Saved data entries:
------------------------------------------------------------------------

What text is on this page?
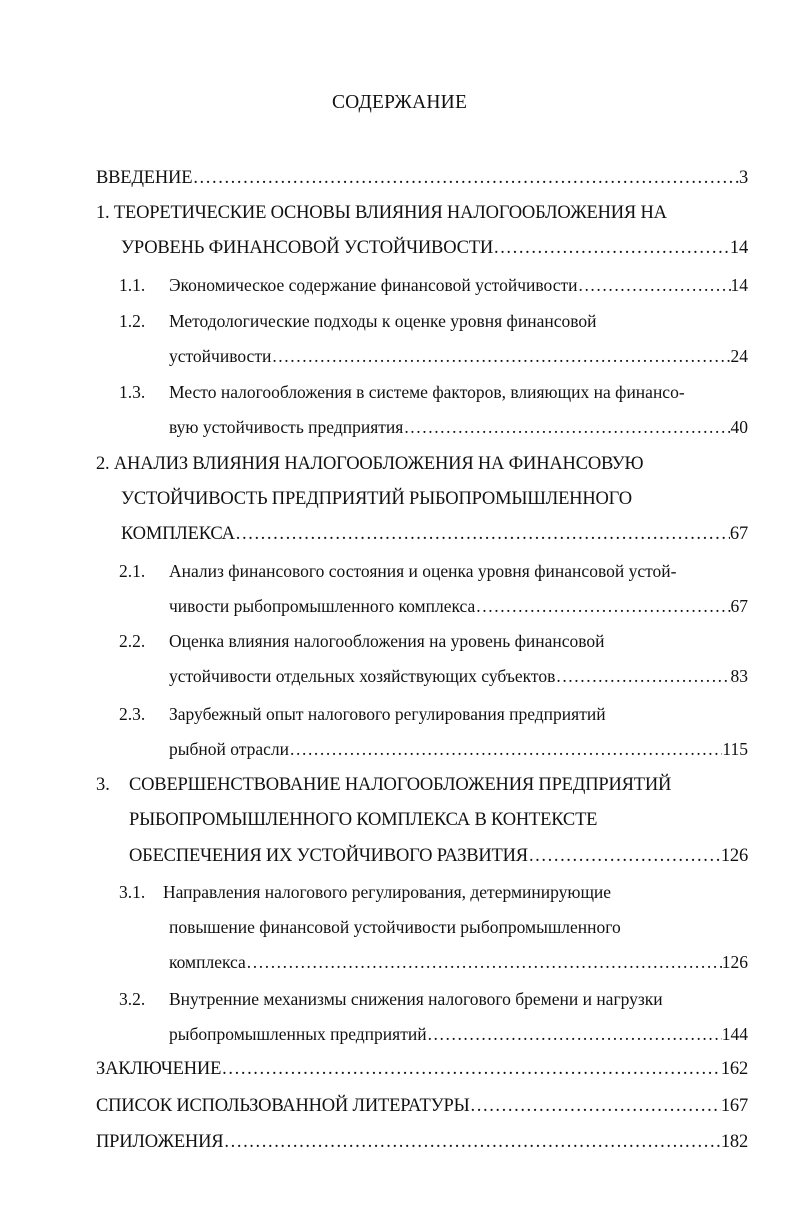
СОДЕРЖАНИЕ
ВВЕДЕНИЕ .....	3
1. ТЕОРЕТИЧЕСКИЕ ОСНОВЫ ВЛИЯНИЯ НАЛОГООБЛОЖЕНИЯ НА
УРОВЕНЬ ФИНАНСОВОЙ УСТОЙЧИВОСТИ .....	14
1.1. Экономическое содержание финансовой устойчивости .....	14
1.2. Методологические подходы к оценке уровня финансовой
устойчивости .....	24
1.3. Место налогообложения в системе факторов, влияющих на финансо-
вую устойчивость предприятия .....	40
2. АНАЛИЗ ВЛИЯНИЯ НАЛОГООБЛОЖЕНИЯ НА ФИНАНСОВУЮ
УСТОЙЧИВОСТЬ ПРЕДПРИЯТИЙ РЫБОПРОМЫШЛЕННОГО
КОМПЛЕКСА .....	67
2.1. Анализ финансового состояния и оценка уровня финансовой устой-
чивости рыбопромышленного комплекса .....	67
2.2. Оценка влияния налогообложения на уровень финансовой
устойчивости отдельных хозяйствующих субъектов .....	83
2.3. Зарубежный опыт налогового регулирования предприятий
рыбной отрасли .....	115
3. СОВЕРШЕНСТВОВАНИЕ НАЛОГООБЛОЖЕНИЯ ПРЕДПРИЯТИЙ
РЫБОПРОМЫШЛЕННОГО КОМПЛЕКСА В КОНТЕКСТЕ
ОБЕСПЕЧЕНИЯ ИХ УСТОЙЧИВОГО РАЗВИТИЯ .....	126
3.1. Направления налогового регулирования, детерминирующие
повышение финансовой устойчивости рыбопромышленного
комплекса .....	126
3.2. Внутренние механизмы снижения налогового бремени и нагрузки
рыбопромышленных предприятий .....	144
ЗАКЛЮЧЕНИЕ .....	162
СПИСОК ИСПОЛЬЗОВАННОЙ ЛИТЕРАТУРЫ .....	167
ПРИЛОЖЕНИЯ .....	182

------------------------------------------------------------------------

WHAT THIS TASK INVOLVES: Copy out the listing exactly as it stands, but not the pictures.

RESPONSE FOR THIS EXERCISE:
What text is on this page?
СОДЕРЖАНИЕ
ВВЕДЕНИЕ .....	3
1. ТЕОРЕТИЧЕСКИЕ ОСНОВЫ ВЛИЯНИЯ НАЛОГООБЛОЖЕНИЯ НА
УРОВЕНЬ ФИНАНСОВОЙ УСТОЙЧИВОСТИ .....	14
1.1. Экономическое содержание финансовой устойчивости .....	14
1.2. Методологические подходы к оценке уровня финансовой
устойчивости .....	24
1.3. Место налогообложения в системе факторов, влияющих на финансо-
вую устойчивость предприятия .....	40
2. АНАЛИЗ ВЛИЯНИЯ НАЛОГООБЛОЖЕНИЯ НА ФИНАНСОВУЮ
УСТОЙЧИВОСТЬ ПРЕДПРИЯТИЙ РЫБОПРОМЫШЛЕННОГО
КОМПЛЕКСА .....	67
2.1. Анализ финансового состояния и оценка уровня финансовой устой-
чивости рыбопромышленного комплекса .....	67
2.2. Оценка влияния налогообложения на уровень финансовой
устойчивости отдельных хозяйствующих субъектов .....	83
2.3. Зарубежный опыт налогового регулирования предприятий
рыбной отрасли .....	115
3. СОВЕРШЕНСТВОВАНИЕ НАЛОГООБЛОЖЕНИЯ ПРЕДПРИЯТИЙ
РЫБОПРОМЫШЛЕННОГО КОМПЛЕКСА В КОНТЕКСТЕ
ОБЕСПЕЧЕНИЯ ИХ УСТОЙЧИВОГО РАЗВИТИЯ .....	126
3.1. Направления налогового регулирования, детерминирующие
повышение финансовой устойчивости рыбопромышленного
комплекса .....	126
3.2. Внутренние механизмы снижения налогового бремени и нагрузки
рыбопромышленных предприятий .....	144
ЗАКЛЮЧЕНИЕ .....	162
СПИСОК ИСПОЛЬЗОВАННОЙ ЛИТЕРАТУРЫ .....	167
ПРИЛОЖЕНИЯ .....	182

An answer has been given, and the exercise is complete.